BEGIN MATERIAL FOR THIS TASK

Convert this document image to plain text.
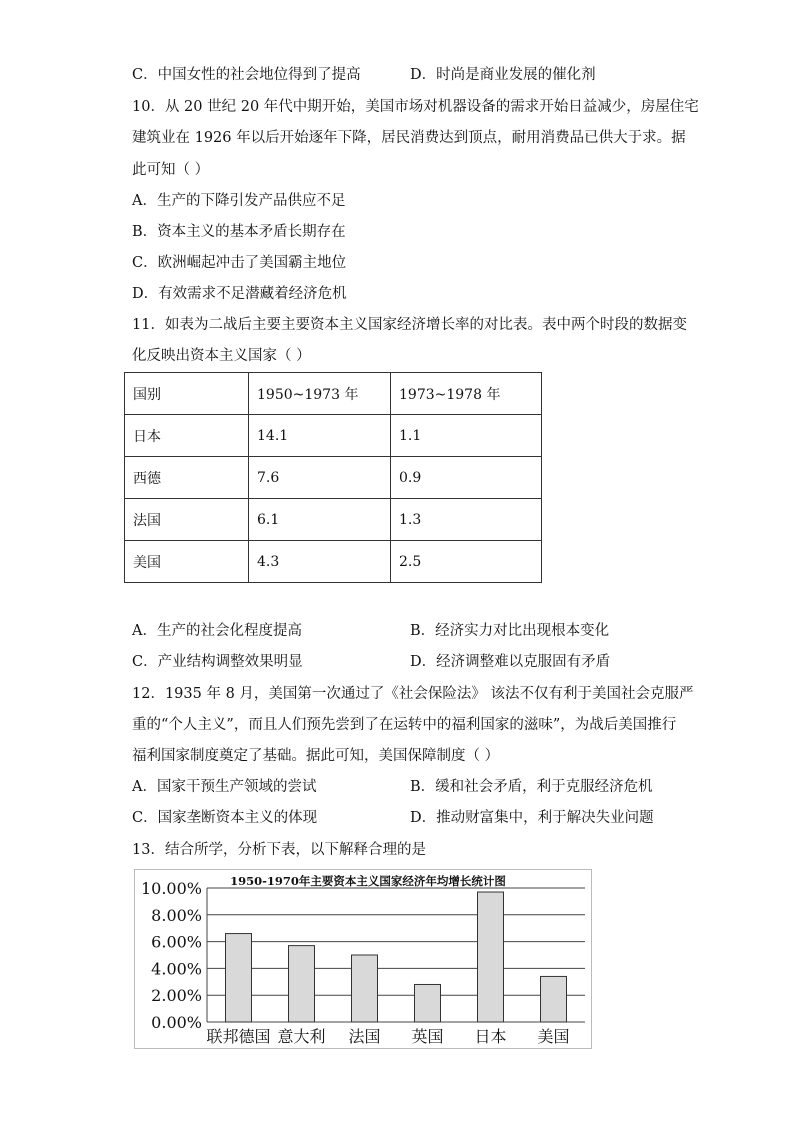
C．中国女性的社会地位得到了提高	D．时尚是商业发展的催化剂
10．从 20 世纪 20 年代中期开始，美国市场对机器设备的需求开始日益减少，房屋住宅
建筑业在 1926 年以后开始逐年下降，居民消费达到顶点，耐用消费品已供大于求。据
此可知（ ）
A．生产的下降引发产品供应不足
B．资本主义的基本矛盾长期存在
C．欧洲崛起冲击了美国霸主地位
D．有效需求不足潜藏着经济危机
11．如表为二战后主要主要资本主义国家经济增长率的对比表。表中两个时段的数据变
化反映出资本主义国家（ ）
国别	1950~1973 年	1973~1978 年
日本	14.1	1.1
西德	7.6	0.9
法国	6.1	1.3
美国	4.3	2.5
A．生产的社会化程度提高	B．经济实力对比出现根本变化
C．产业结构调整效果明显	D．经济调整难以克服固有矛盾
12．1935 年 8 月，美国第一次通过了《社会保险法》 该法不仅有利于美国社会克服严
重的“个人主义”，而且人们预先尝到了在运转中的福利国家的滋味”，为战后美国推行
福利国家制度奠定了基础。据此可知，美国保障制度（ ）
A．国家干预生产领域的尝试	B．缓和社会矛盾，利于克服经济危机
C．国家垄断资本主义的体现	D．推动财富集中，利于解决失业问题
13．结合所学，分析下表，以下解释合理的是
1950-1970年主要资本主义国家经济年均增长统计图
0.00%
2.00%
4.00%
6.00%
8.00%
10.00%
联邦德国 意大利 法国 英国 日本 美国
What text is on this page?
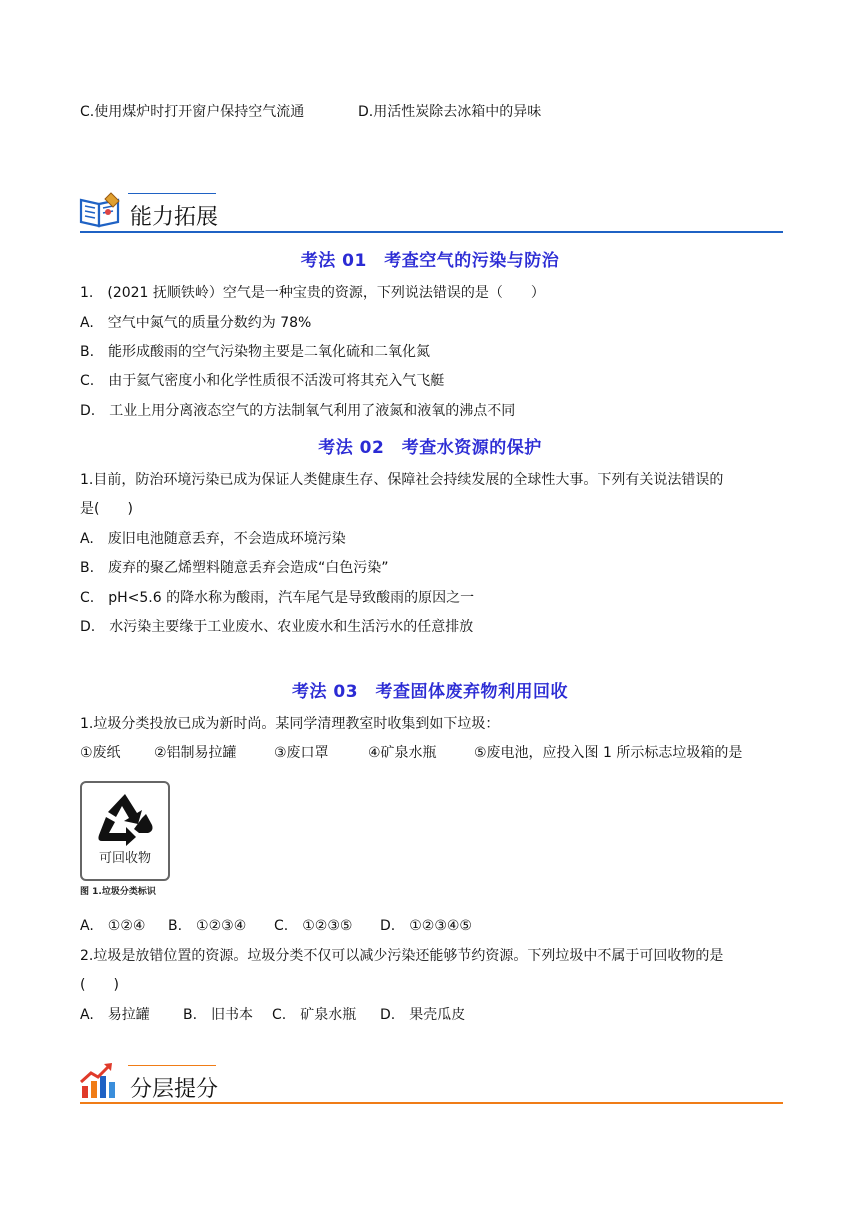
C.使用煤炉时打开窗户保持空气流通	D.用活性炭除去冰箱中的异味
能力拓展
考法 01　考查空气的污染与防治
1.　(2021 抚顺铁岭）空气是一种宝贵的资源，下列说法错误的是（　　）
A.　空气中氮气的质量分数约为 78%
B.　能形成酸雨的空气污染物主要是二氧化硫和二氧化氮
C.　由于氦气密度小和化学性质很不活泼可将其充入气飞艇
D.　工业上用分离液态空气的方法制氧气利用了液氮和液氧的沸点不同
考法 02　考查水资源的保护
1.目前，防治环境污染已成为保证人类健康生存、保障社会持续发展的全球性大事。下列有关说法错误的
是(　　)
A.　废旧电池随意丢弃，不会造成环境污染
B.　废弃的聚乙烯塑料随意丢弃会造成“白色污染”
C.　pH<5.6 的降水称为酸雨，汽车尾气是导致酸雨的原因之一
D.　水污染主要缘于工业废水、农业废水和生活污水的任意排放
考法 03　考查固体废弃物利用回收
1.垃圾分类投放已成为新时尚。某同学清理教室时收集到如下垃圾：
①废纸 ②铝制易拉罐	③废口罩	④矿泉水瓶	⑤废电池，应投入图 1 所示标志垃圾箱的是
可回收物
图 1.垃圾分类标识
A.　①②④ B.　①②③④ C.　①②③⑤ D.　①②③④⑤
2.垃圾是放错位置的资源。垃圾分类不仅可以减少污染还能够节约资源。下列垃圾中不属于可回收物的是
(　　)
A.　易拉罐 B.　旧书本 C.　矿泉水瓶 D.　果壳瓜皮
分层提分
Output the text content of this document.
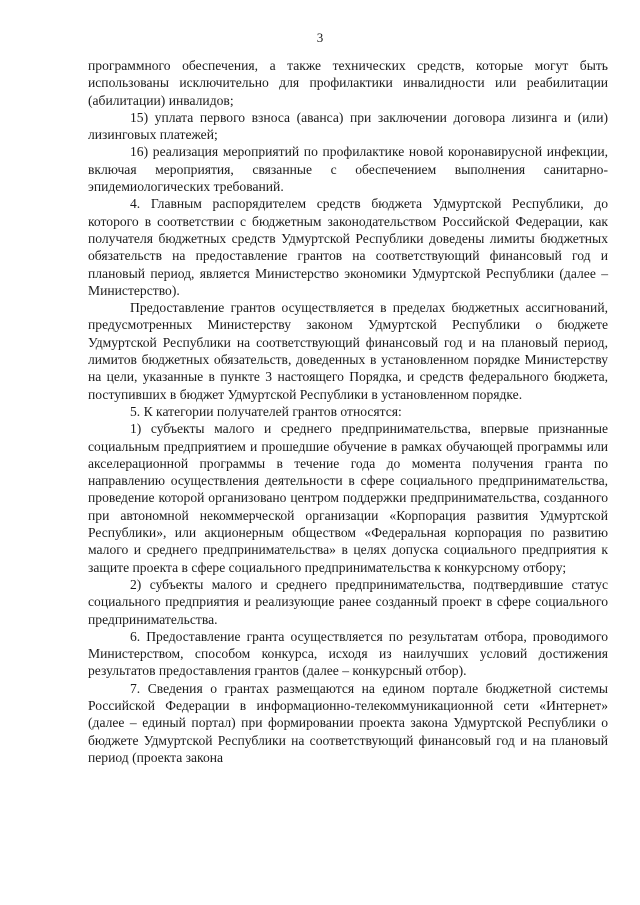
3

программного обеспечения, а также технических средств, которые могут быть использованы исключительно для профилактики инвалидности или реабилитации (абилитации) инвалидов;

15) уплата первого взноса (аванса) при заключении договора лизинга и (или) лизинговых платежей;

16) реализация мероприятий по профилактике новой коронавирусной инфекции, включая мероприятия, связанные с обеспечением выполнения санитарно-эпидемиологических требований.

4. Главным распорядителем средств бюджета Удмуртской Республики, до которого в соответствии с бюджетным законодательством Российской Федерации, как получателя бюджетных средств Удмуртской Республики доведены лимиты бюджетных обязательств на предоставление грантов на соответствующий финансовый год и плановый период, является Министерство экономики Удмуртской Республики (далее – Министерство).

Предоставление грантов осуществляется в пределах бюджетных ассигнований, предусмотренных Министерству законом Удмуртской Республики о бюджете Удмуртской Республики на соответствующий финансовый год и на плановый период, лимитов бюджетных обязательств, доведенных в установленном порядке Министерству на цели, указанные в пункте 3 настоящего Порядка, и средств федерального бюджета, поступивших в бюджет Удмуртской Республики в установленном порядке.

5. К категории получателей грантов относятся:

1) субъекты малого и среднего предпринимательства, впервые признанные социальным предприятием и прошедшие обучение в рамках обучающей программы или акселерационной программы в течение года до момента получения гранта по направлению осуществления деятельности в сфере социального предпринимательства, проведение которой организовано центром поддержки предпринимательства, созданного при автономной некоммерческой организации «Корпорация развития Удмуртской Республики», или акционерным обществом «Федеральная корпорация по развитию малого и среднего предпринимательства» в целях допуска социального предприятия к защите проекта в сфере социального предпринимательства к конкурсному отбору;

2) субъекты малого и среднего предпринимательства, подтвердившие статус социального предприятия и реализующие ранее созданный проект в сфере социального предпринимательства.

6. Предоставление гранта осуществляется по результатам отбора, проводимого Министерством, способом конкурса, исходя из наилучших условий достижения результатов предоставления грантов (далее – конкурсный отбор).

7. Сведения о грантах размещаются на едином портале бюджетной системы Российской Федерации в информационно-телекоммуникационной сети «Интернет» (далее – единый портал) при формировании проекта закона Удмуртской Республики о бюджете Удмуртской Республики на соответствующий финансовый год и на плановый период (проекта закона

END MATERIAL FOR THIS TASK
BEGIN MATERIAL FOR THIS TASK

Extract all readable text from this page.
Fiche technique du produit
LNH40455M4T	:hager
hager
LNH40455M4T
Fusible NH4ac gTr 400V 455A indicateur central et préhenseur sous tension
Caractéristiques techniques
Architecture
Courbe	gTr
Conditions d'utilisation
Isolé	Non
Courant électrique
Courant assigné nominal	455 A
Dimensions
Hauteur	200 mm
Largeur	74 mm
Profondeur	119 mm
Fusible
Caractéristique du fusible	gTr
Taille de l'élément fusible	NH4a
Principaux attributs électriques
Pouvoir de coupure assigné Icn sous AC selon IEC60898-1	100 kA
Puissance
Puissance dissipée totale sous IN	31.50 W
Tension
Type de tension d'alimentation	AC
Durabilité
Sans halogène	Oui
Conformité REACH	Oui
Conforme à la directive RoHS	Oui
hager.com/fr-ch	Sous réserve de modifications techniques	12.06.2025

END MATERIAL FOR THIS TASK
BEGIN MATERIAL FOR THIS TASK

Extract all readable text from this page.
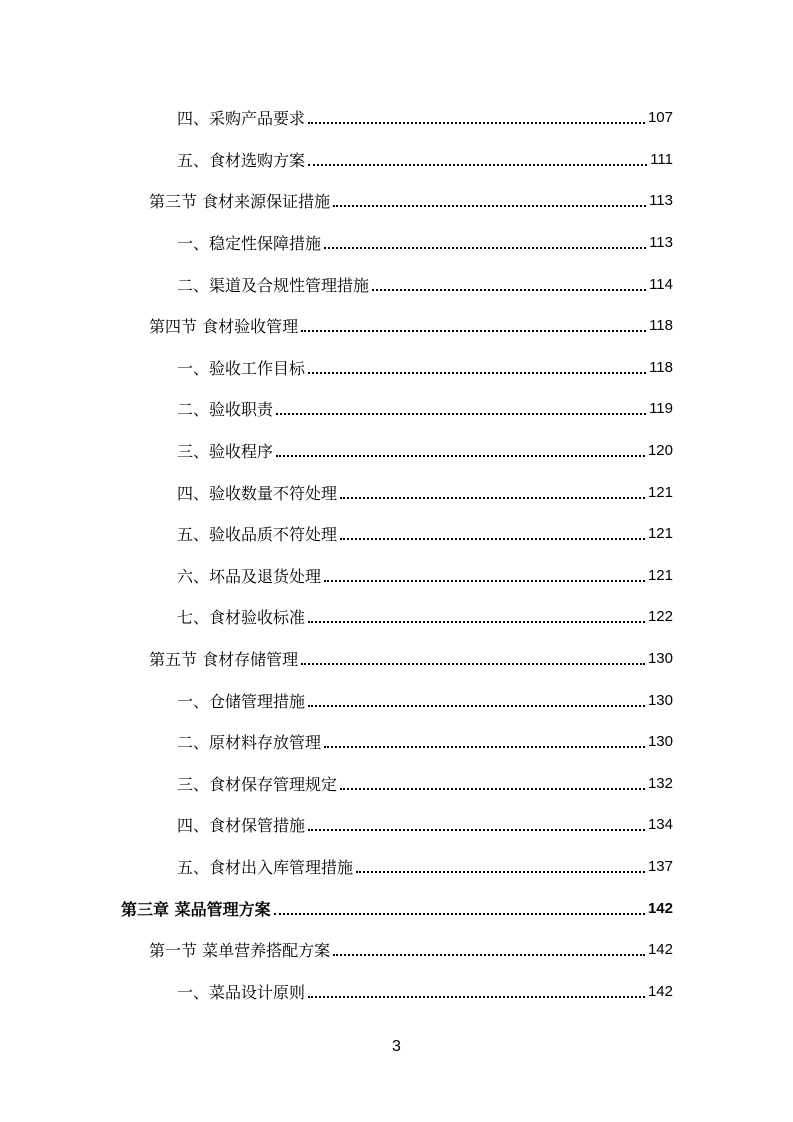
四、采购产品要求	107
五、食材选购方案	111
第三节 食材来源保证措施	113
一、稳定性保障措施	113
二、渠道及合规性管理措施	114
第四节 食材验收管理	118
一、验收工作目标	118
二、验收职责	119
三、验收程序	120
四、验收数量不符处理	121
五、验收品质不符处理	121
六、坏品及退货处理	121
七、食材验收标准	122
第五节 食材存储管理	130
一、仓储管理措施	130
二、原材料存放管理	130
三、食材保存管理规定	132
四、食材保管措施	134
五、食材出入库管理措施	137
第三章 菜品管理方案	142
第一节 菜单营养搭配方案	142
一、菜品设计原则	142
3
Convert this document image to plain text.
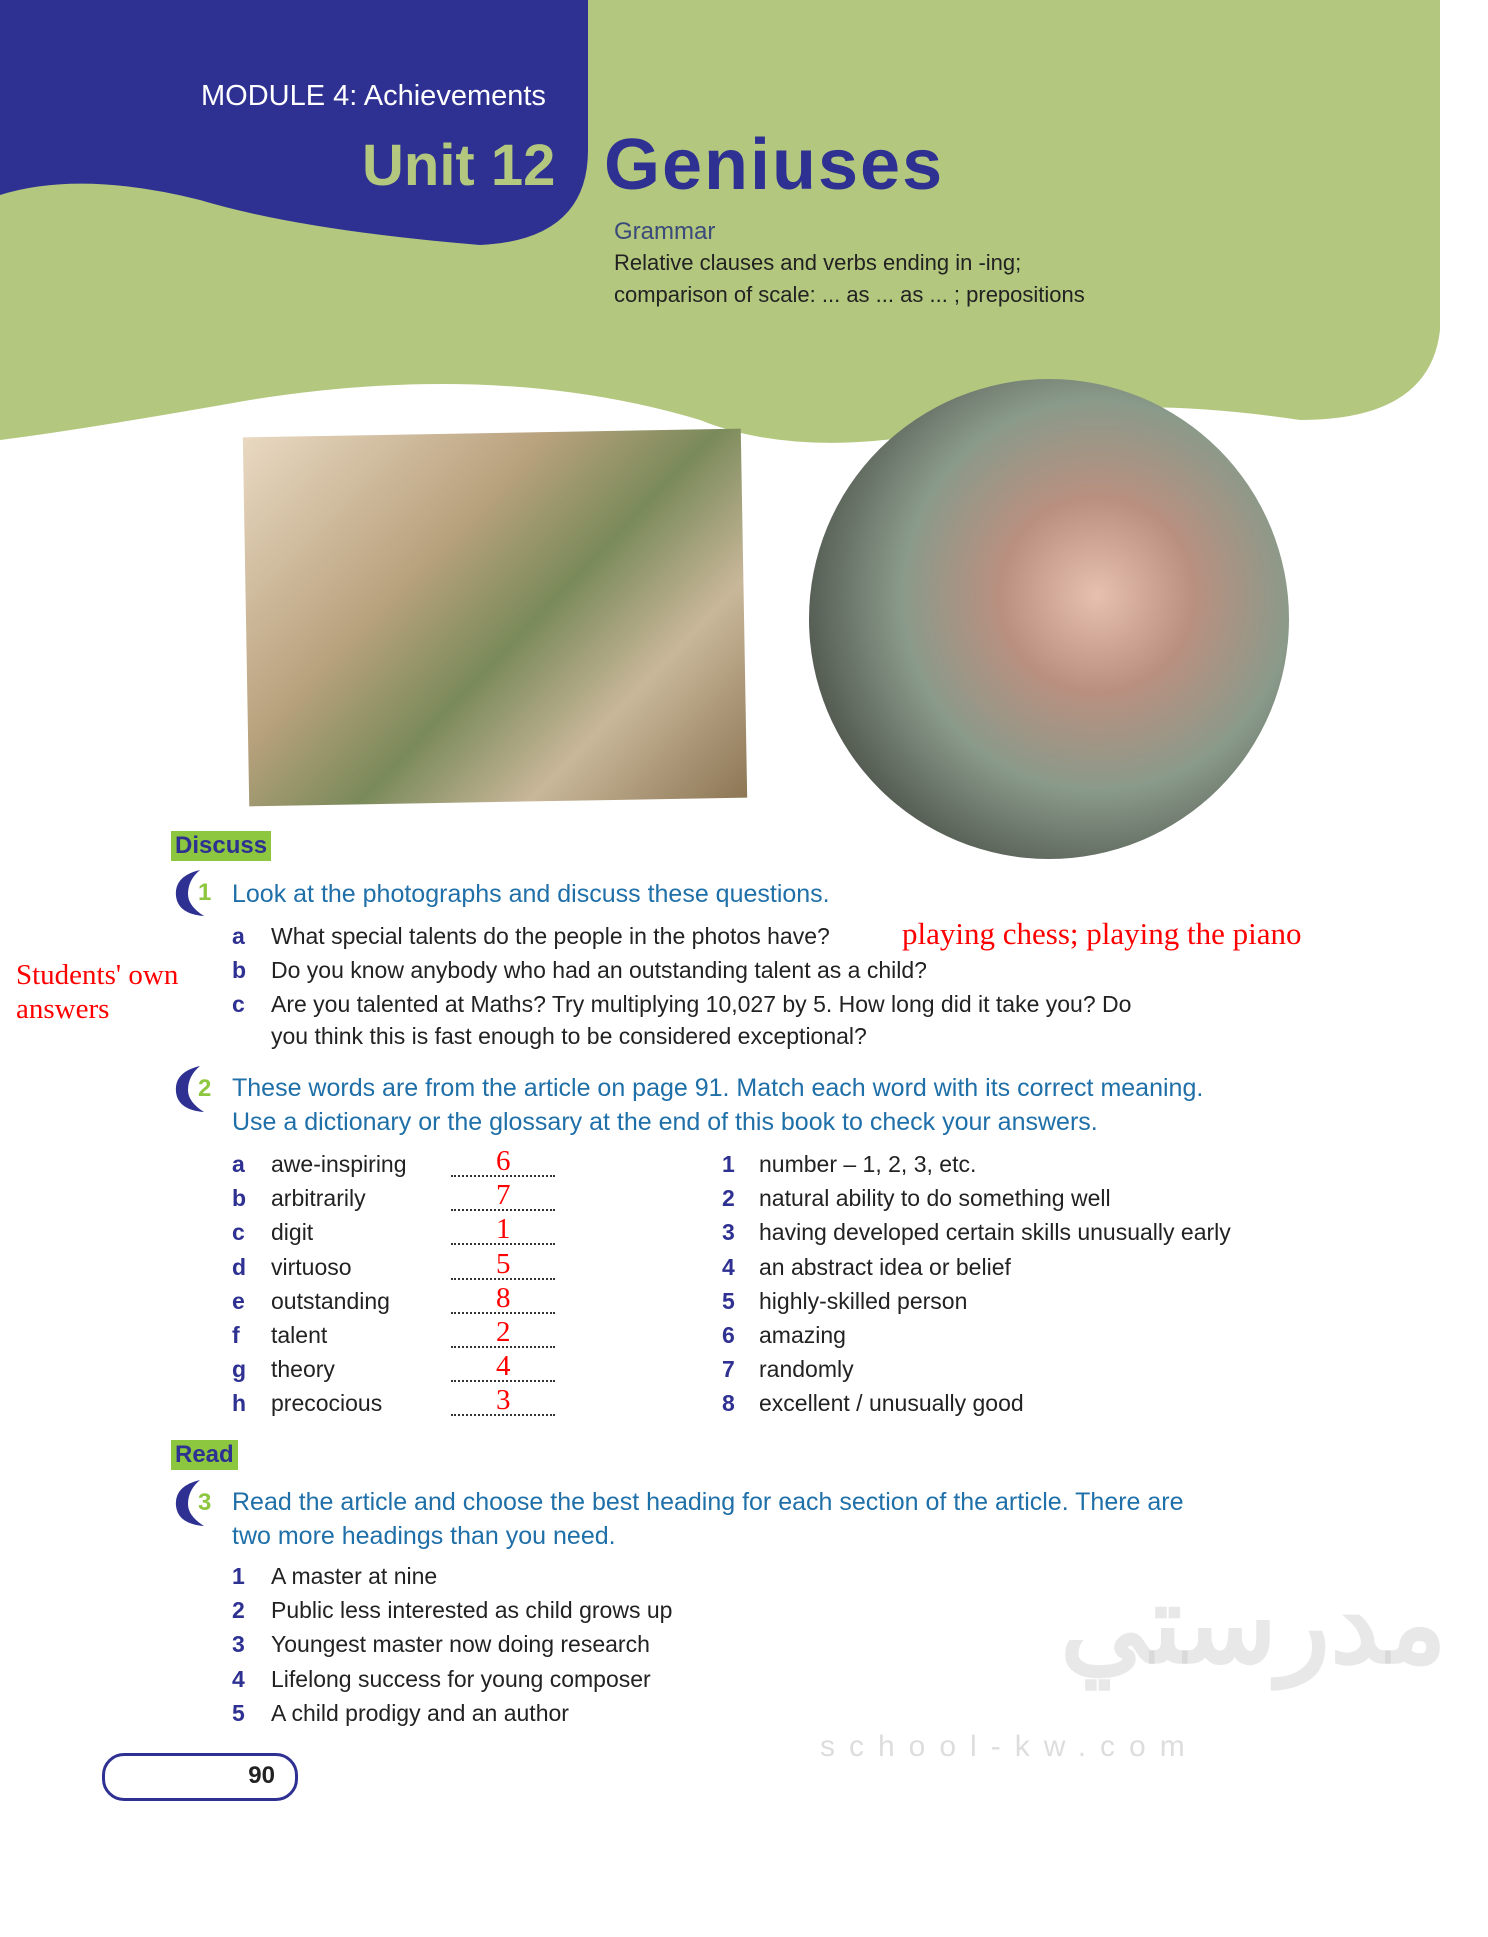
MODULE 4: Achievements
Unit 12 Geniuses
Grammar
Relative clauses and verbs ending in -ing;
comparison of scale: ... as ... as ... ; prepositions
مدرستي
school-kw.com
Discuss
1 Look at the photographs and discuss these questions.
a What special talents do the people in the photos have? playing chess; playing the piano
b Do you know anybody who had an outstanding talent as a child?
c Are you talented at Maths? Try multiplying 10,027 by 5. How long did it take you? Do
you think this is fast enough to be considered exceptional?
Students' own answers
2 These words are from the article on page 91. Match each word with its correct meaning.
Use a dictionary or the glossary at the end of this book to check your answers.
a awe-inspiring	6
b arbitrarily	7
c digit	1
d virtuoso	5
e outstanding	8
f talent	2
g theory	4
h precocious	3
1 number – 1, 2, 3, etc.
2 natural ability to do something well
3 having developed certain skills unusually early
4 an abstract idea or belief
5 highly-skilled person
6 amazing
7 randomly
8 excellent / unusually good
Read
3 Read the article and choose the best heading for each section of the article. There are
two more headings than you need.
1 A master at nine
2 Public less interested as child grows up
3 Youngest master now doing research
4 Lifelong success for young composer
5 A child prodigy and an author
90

END MATERIAL FOR THIS TASK

PROBLEM TO WORK ON:
In the data above, how many lines contain the string "субъекты"? Answer with the number only.

CORRECT RESPONSE:
2